## Written request
Repeat the material exactly, leaving nothing out.

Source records
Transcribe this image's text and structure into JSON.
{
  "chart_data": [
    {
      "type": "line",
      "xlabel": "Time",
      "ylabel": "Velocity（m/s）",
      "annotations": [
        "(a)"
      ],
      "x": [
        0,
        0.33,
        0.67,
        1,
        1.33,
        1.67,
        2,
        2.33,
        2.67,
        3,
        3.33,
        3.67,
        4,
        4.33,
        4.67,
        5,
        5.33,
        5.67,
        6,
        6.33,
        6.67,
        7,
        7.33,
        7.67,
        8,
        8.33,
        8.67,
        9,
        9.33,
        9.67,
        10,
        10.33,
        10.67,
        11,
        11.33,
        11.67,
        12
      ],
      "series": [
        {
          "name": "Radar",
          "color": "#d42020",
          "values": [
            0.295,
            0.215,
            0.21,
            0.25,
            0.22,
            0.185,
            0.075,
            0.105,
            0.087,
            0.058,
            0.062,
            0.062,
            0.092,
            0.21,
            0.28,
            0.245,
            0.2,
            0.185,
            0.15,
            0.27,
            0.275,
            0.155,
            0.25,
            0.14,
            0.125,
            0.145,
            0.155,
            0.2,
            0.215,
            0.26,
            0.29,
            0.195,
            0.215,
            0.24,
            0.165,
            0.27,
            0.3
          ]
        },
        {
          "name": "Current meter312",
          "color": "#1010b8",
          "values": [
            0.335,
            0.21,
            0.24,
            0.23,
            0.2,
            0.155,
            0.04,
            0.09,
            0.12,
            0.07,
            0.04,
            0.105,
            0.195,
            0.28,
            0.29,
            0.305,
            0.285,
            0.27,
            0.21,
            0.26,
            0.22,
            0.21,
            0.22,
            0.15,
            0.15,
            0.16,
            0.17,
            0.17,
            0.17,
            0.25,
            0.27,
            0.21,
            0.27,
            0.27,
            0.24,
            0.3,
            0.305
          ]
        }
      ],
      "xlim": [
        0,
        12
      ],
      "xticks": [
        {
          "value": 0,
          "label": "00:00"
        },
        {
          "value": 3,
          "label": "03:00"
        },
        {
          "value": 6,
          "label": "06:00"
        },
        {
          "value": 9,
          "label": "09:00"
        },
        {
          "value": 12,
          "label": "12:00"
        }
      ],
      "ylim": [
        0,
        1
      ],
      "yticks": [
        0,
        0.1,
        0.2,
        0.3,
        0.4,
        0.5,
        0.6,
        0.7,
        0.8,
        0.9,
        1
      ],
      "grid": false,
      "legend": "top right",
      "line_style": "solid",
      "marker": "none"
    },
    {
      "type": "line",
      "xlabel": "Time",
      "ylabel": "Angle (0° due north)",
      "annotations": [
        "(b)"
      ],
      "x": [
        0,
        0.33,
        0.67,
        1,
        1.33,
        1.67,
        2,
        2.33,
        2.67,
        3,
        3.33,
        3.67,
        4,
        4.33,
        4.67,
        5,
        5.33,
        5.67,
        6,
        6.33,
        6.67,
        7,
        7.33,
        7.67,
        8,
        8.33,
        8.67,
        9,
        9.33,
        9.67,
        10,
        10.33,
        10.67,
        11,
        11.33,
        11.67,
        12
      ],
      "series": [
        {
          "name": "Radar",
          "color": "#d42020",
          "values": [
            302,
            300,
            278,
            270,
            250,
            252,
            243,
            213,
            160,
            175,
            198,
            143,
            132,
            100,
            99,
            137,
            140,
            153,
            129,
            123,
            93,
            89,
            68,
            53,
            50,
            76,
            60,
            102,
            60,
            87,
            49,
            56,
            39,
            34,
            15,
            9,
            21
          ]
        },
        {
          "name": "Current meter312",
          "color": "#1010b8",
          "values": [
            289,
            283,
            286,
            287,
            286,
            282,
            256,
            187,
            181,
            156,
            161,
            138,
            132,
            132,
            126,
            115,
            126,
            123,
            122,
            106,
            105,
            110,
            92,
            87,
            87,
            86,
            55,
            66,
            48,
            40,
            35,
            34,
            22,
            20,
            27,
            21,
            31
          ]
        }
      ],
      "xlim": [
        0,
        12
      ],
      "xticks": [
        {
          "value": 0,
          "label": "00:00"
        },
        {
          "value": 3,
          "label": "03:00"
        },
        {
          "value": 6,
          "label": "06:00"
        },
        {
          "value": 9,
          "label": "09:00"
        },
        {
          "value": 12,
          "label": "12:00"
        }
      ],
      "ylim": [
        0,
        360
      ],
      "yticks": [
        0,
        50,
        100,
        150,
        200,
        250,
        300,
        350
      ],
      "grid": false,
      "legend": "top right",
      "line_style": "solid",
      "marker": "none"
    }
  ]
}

## Solution to the exercise
Transcribe this image's text and structure into JSON.
{
  "chart_data": [
    {
      "type": "line",
      "xlabel": "Time",
      "ylabel": "Velocity（m/s）",
      "annotations": [
        "(a)"
      ],
      "x": [
        0,
        0.33,
        0.67,
        1,
        1.33,
        1.67,
        2,
        2.33,
        2.67,
        3,
        3.33,
        3.67,
        4,
        4.33,
        4.67,
        5,
        5.33,
        5.67,
        6,
        6.33,
        6.67,
        7,
        7.33,
        7.67,
        8,
        8.33,
        8.67,
        9,
        9.33,
        9.67,
        10,
        10.33,
        10.67,
        11,
        11.33,
        11.67,
        12
      ],
      "series": [
        {
          "name": "Radar",
          "color": "#d42020",
          "values": [
            0.295,
            0.215,
            0.21,
            0.25,
            0.22,
            0.185,
            0.075,
            0.105,
            0.087,
            0.058,
            0.062,
            0.062,
            0.092,
            0.21,
            0.28,
            0.245,
            0.2,
            0.185,
            0.15,
            0.27,
            0.275,
            0.155,
            0.25,
            0.14,
            0.125,
            0.145,
            0.155,
            0.2,
            0.215,
            0.26,
            0.29,
            0.195,
            0.215,
            0.24,
            0.165,
            0.27,
            0.3
          ]
        },
        {
          "name": "Current meter312",
          "color": "#1010b8",
          "values": [
            0.335,
            0.21,
            0.24,
            0.23,
            0.2,
            0.155,
            0.04,
            0.09,
            0.12,
            0.07,
            0.04,
            0.105,
            0.195,
            0.28,
            0.29,
            0.305,
            0.285,
            0.27,
            0.21,
            0.26,
            0.22,
            0.21,
            0.22,
            0.15,
            0.15,
            0.16,
            0.17,
            0.17,
            0.17,
            0.25,
            0.27,
            0.21,
            0.27,
            0.27,
            0.24,
            0.3,
            0.305
          ]
        }
      ],
      "xlim": [
        0,
        12
      ],
      "xticks": [
        {
          "value": 0,
          "label": "00:00"
        },
        {
          "value": 3,
          "label": "03:00"
        },
        {
          "value": 6,
          "label": "06:00"
        },
        {
          "value": 9,
          "label": "09:00"
        },
        {
          "value": 12,
          "label": "12:00"
        }
      ],
      "ylim": [
        0,
        1
      ],
      "yticks": [
        0,
        0.1,
        0.2,
        0.3,
        0.4,
        0.5,
        0.6,
        0.7,
        0.8,
        0.9,
        1
      ],
      "grid": false,
      "legend": "top right",
      "line_style": "solid",
      "marker": "none"
    },
    {
      "type": "line",
      "xlabel": "Time",
      "ylabel": "Angle (0° due north)",
      "annotations": [
        "(b)"
      ],
      "x": [
        0,
        0.33,
        0.67,
        1,
        1.33,
        1.67,
        2,
        2.33,
        2.67,
        3,
        3.33,
        3.67,
        4,
        4.33,
        4.67,
        5,
        5.33,
        5.67,
        6,
        6.33,
        6.67,
        7,
        7.33,
        7.67,
        8,
        8.33,
        8.67,
        9,
        9.33,
        9.67,
        10,
        10.33,
        10.67,
        11,
        11.33,
        11.67,
        12
      ],
      "series": [
        {
          "name": "Radar",
          "color": "#d42020",
          "values": [
            302,
            300,
            278,
            270,
            250,
            252,
            243,
            213,
            160,
            175,
            198,
            143,
            132,
            100,
            99,
            137,
            140,
            153,
            129,
            123,
            93,
            89,
            68,
            53,
            50,
            76,
            60,
            102,
            60,
            87,
            49,
            56,
            39,
            34,
            15,
            9,
            21
          ]
        },
        {
          "name": "Current meter312",
          "color": "#1010b8",
          "values": [
            289,
            283,
            286,
            287,
            286,
            282,
            256,
            187,
            181,
            156,
            161,
            138,
            132,
            132,
            126,
            115,
            126,
            123,
            122,
            106,
            105,
            110,
            92,
            87,
            87,
            86,
            55,
            66,
            48,
            40,
            35,
            34,
            22,
            20,
            27,
            21,
            31
          ]
        }
      ],
      "xlim": [
        0,
        12
      ],
      "xticks": [
        {
          "value": 0,
          "label": "00:00"
        },
        {
          "value": 3,
          "label": "03:00"
        },
        {
          "value": 6,
          "label": "06:00"
        },
        {
          "value": 9,
          "label": "09:00"
        },
        {
          "value": 12,
          "label": "12:00"
        }
      ],
      "ylim": [
        0,
        360
      ],
      "yticks": [
        0,
        50,
        100,
        150,
        200,
        250,
        300,
        350
      ],
      "grid": false,
      "legend": "top right",
      "line_style": "solid",
      "marker": "none"
    }
  ]
}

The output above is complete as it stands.